■ **GIVEN PROBLEM**
The records that follow are to be repeated exactly, with the pictures removed.

■ **TASK MATERIAL**
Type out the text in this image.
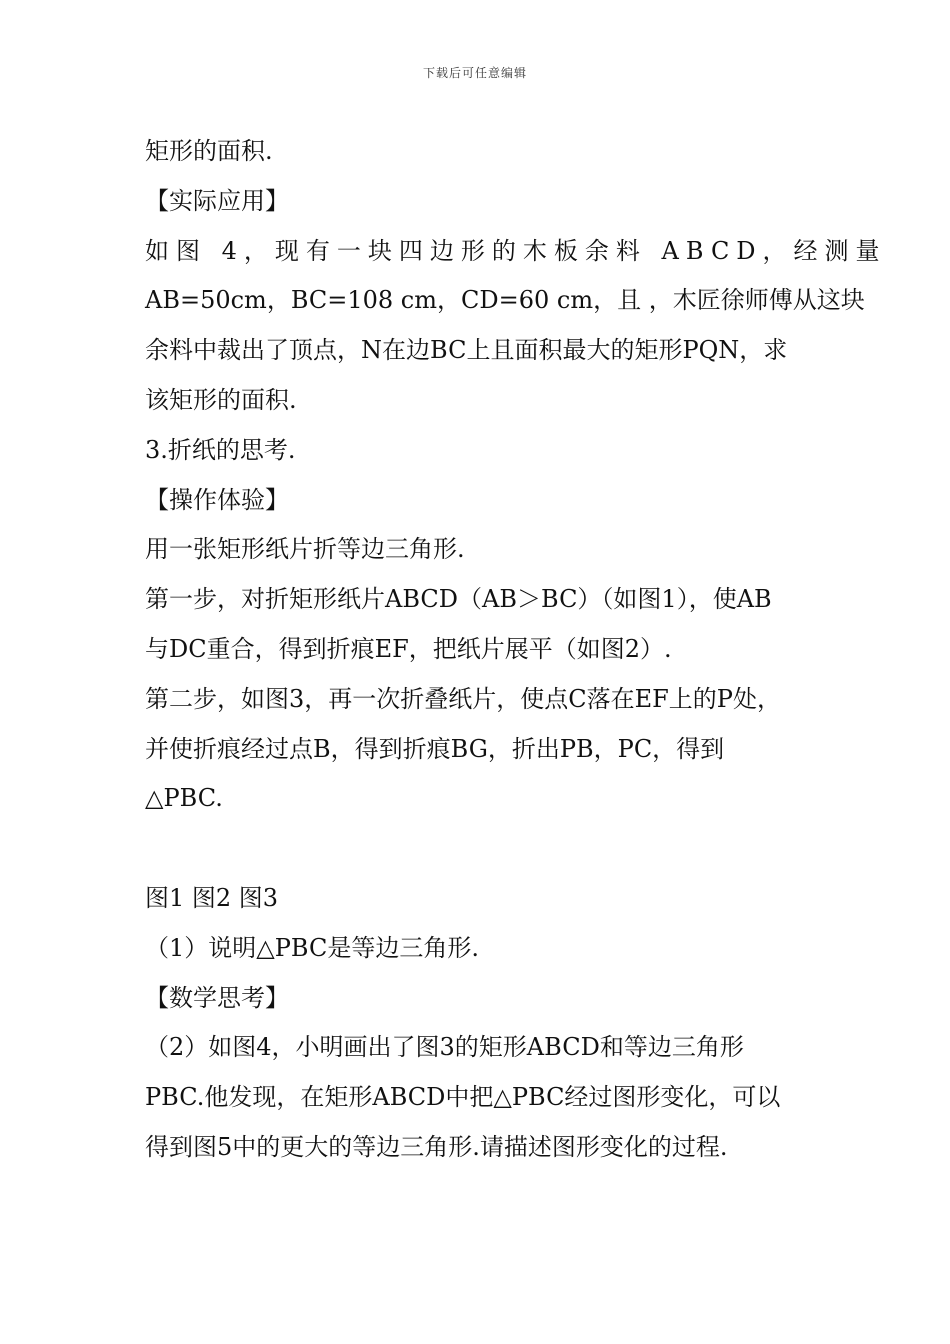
下载后可任意编辑
矩形的面积.
【实际应用】
如图 4，现有一块四边形的木板余料 ABCD，经测量
AB=50cm，BC=108 cm，CD=60 cm，且 ，木匠徐师傅从这块
余料中裁出了顶点，N在边BC上且面积最大的矩形PQN，求
该矩形的面积.
3.折纸的思考.
【操作体验】
用一张矩形纸片折等边三角形.
第一步，对折矩形纸片ABCD（AB＞BC）（如图1），使AB
与DC重合，得到折痕EF，把纸片展平（如图2）.
第二步，如图3，再一次折叠纸片，使点C落在EF上的P处，
并使折痕经过点B，得到折痕BG，折出PB，PC，得到
△PBC.
图1 图2 图3
（1）说明△PBC是等边三角形.
【数学思考】
（2）如图4，小明画出了图3的矩形ABCD和等边三角形
PBC.他发现，在矩形ABCD中把△PBC经过图形变化，可以
得到图5中的更大的等边三角形.请描述图形变化的过程.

■ **EXPECTED ANSWER**
Type out the text in this image.
下载后可任意编辑
矩形的面积.
【实际应用】
如图 4，现有一块四边形的木板余料 ABCD，经测量
AB=50cm，BC=108 cm，CD=60 cm，且 ，木匠徐师傅从这块
余料中裁出了顶点，N在边BC上且面积最大的矩形PQN，求
该矩形的面积.
3.折纸的思考.
【操作体验】
用一张矩形纸片折等边三角形.
第一步，对折矩形纸片ABCD（AB＞BC）（如图1），使AB
与DC重合，得到折痕EF，把纸片展平（如图2）.
第二步，如图3，再一次折叠纸片，使点C落在EF上的P处，
并使折痕经过点B，得到折痕BG，折出PB，PC，得到
△PBC.
图1 图2 图3
（1）说明△PBC是等边三角形.
【数学思考】
（2）如图4，小明画出了图3的矩形ABCD和等边三角形
PBC.他发现，在矩形ABCD中把△PBC经过图形变化，可以
得到图5中的更大的等边三角形.请描述图形变化的过程.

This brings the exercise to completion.